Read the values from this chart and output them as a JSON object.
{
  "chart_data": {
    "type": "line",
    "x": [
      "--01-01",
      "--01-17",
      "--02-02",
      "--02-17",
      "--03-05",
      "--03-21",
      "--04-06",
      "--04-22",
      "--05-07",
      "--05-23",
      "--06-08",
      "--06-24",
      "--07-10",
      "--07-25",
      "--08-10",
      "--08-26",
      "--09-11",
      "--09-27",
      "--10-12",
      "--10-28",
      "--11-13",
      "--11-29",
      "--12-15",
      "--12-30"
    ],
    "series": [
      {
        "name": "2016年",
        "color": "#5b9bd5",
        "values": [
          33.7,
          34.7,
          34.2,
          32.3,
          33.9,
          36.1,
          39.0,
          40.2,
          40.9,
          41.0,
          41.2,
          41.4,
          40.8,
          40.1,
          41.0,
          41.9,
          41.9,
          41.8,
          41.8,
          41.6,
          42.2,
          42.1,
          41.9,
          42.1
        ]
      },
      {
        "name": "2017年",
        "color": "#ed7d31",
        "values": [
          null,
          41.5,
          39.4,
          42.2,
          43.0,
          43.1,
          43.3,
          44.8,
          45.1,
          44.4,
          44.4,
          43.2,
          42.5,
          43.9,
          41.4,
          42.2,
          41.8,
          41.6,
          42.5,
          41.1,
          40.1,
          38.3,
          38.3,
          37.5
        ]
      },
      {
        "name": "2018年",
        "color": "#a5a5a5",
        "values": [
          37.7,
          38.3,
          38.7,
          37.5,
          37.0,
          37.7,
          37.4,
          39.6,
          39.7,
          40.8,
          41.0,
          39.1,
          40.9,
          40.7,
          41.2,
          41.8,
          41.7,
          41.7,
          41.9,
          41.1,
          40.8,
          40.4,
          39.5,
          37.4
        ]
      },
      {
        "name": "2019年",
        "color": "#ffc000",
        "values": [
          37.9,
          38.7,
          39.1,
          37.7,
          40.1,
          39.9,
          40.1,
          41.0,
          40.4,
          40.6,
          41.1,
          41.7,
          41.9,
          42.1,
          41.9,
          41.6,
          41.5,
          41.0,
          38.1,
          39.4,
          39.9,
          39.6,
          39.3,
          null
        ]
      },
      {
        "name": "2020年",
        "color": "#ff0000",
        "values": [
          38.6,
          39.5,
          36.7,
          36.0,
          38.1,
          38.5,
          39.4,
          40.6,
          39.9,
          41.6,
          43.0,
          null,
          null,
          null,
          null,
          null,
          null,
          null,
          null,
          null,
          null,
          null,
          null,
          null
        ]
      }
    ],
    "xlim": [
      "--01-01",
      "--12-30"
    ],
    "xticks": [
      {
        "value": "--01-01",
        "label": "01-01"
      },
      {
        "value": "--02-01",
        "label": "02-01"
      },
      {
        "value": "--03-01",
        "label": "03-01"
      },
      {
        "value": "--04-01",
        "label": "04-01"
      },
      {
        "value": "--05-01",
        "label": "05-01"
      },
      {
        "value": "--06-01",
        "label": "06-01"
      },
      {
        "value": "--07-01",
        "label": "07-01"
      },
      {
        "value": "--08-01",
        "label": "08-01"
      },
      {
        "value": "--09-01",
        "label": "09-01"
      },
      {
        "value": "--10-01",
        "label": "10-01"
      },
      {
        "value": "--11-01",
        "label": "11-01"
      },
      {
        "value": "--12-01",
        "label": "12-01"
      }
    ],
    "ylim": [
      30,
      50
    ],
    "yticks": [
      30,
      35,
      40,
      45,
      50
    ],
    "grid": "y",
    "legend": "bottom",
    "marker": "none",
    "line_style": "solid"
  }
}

****

-- REQUEST --
Copy all lines above containing the string "name".

-- EXPECTED OUTPUT --
        "name": "2016年",
        "name": "2017年",
        "name": "2018年",
        "name": "2019年",
        "name": "2020年",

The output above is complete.